Goal>
Can you output the records below exactly as they are written?

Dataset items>
=-=-=-=-=

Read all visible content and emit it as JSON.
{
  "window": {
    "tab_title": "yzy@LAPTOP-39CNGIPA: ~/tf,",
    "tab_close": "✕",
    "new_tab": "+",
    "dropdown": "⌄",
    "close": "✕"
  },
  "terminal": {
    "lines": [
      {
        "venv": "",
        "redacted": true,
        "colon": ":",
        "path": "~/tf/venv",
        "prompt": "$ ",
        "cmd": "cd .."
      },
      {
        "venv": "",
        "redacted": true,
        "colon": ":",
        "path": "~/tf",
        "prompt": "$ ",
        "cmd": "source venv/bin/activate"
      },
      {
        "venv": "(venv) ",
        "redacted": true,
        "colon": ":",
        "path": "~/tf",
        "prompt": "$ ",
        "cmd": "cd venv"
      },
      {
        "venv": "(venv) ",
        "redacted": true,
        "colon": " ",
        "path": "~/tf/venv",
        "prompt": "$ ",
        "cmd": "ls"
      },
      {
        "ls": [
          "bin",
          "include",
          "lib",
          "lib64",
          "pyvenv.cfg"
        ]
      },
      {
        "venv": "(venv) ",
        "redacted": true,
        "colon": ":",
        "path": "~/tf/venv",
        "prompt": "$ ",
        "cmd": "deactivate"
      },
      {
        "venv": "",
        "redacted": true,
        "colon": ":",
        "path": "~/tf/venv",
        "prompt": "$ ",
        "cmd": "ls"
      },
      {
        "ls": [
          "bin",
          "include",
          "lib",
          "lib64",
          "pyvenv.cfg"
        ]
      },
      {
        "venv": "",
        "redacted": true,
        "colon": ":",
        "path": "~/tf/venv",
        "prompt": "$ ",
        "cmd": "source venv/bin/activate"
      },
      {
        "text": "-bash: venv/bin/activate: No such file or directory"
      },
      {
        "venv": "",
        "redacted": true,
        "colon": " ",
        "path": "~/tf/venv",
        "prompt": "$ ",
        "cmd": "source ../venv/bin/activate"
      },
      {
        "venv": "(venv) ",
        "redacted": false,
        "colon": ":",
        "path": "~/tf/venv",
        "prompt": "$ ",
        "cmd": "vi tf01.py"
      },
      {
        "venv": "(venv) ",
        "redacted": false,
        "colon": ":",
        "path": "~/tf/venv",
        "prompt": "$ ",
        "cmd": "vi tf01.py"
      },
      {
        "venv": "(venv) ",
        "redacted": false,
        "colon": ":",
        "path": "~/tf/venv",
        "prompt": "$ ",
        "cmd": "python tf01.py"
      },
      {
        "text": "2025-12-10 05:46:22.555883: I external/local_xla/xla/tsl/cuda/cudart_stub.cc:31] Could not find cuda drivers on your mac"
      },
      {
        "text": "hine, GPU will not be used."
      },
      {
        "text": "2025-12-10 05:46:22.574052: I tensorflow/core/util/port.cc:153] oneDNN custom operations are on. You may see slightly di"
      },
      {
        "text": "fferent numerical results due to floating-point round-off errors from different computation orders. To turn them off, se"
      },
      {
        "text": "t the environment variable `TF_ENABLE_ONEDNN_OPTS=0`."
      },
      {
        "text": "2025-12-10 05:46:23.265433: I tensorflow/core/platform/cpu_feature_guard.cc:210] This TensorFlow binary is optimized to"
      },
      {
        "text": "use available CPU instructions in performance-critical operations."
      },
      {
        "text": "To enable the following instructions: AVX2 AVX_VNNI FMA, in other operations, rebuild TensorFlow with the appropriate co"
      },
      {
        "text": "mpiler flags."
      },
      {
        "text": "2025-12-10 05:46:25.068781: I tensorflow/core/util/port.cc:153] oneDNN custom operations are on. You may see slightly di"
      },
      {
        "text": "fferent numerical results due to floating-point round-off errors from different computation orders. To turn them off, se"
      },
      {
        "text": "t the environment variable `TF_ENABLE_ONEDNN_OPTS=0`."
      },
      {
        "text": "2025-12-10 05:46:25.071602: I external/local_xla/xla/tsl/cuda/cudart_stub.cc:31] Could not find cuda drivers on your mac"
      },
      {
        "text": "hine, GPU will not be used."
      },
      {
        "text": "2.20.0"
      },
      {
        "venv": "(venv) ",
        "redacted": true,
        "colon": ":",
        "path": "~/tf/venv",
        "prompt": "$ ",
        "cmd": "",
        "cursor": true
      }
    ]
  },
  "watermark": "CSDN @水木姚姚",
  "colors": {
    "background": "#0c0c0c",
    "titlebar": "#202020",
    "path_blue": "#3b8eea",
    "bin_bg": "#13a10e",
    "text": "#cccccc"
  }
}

=-=-=-=-=

Correct output>
Read all visible content and emit it as JSON.
{
  "window": {
    "tab_title": "yzy@LAPTOP-39CNGIPA: ~/tf,",
    "tab_close": "✕",
    "new_tab": "+",
    "dropdown": "⌄",
    "close": "✕"
  },
  "terminal": {
    "lines": [
      {
        "venv": "",
        "redacted": true,
        "colon": ":",
        "path": "~/tf/venv",
        "prompt": "$ ",
        "cmd": "cd .."
      },
      {
        "venv": "",
        "redacted": true,
        "colon": ":",
        "path": "~/tf",
        "prompt": "$ ",
        "cmd": "source venv/bin/activate"
      },
      {
        "venv": "(venv) ",
        "redacted": true,
        "colon": ":",
        "path": "~/tf",
        "prompt": "$ ",
        "cmd": "cd venv"
      },
      {
        "venv": "(venv) ",
        "redacted": true,
        "colon": " ",
        "path": "~/tf/venv",
        "prompt": "$ ",
        "cmd": "ls"
      },
      {
        "ls": [
          "bin",
          "include",
          "lib",
          "lib64",
          "pyvenv.cfg"
        ]
      },
      {
        "venv": "(venv) ",
        "redacted": true,
        "colon": ":",
        "path": "~/tf/venv",
        "prompt": "$ ",
        "cmd": "deactivate"
      },
      {
        "venv": "",
        "redacted": true,
        "colon": ":",
        "path": "~/tf/venv",
        "prompt": "$ ",
        "cmd": "ls"
      },
      {
        "ls": [
          "bin",
          "include",
          "lib",
          "lib64",
          "pyvenv.cfg"
        ]
      },
      {
        "venv": "",
        "redacted": true,
        "colon": ":",
        "path": "~/tf/venv",
        "prompt": "$ ",
        "cmd": "source venv/bin/activate"
      },
      {
        "text": "-bash: venv/bin/activate: No such file or directory"
      },
      {
        "venv": "",
        "redacted": true,
        "colon": " ",
        "path": "~/tf/venv",
        "prompt": "$ ",
        "cmd": "source ../venv/bin/activate"
      },
      {
        "venv": "(venv) ",
        "redacted": false,
        "colon": ":",
        "path": "~/tf/venv",
        "prompt": "$ ",
        "cmd": "vi tf01.py"
      },
      {
        "venv": "(venv) ",
        "redacted": false,
        "colon": ":",
        "path": "~/tf/venv",
        "prompt": "$ ",
        "cmd": "vi tf01.py"
      },
      {
        "venv": "(venv) ",
        "redacted": false,
        "colon": ":",
        "path": "~/tf/venv",
        "prompt": "$ ",
        "cmd": "python tf01.py"
      },
      {
        "text": "2025-12-10 05:46:22.555883: I external/local_xla/xla/tsl/cuda/cudart_stub.cc:31] Could not find cuda drivers on your mac"
      },
      {
        "text": "hine, GPU will not be used."
      },
      {
        "text": "2025-12-10 05:46:22.574052: I tensorflow/core/util/port.cc:153] oneDNN custom operations are on. You may see slightly di"
      },
      {
        "text": "fferent numerical results due to floating-point round-off errors from different computation orders. To turn them off, se"
      },
      {
        "text": "t the environment variable `TF_ENABLE_ONEDNN_OPTS=0`."
      },
      {
        "text": "2025-12-10 05:46:23.265433: I tensorflow/core/platform/cpu_feature_guard.cc:210] This TensorFlow binary is optimized to"
      },
      {
        "text": "use available CPU instructions in performance-critical operations."
      },
      {
        "text": "To enable the following instructions: AVX2 AVX_VNNI FMA, in other operations, rebuild TensorFlow with the appropriate co"
      },
      {
        "text": "mpiler flags."
      },
      {
        "text": "2025-12-10 05:46:25.068781: I tensorflow/core/util/port.cc:153] oneDNN custom operations are on. You may see slightly di"
      },
      {
        "text": "fferent numerical results due to floating-point round-off errors from different computation orders. To turn them off, se"
      },
      {
        "text": "t the environment variable `TF_ENABLE_ONEDNN_OPTS=0`."
      },
      {
        "text": "2025-12-10 05:46:25.071602: I external/local_xla/xla/tsl/cuda/cudart_stub.cc:31] Could not find cuda drivers on your mac"
      },
      {
        "text": "hine, GPU will not be used."
      },
      {
        "text": "2.20.0"
      },
      {
        "venv": "(venv) ",
        "redacted": true,
        "colon": ":",
        "path": "~/tf/venv",
        "prompt": "$ ",
        "cmd": "",
        "cursor": true
      }
    ]
  },
  "watermark": "CSDN @水木姚姚",
  "colors": {
    "background": "#0c0c0c",
    "titlebar": "#202020",
    "path_blue": "#3b8eea",
    "bin_bg": "#13a10e",
    "text": "#cccccc"
  }
}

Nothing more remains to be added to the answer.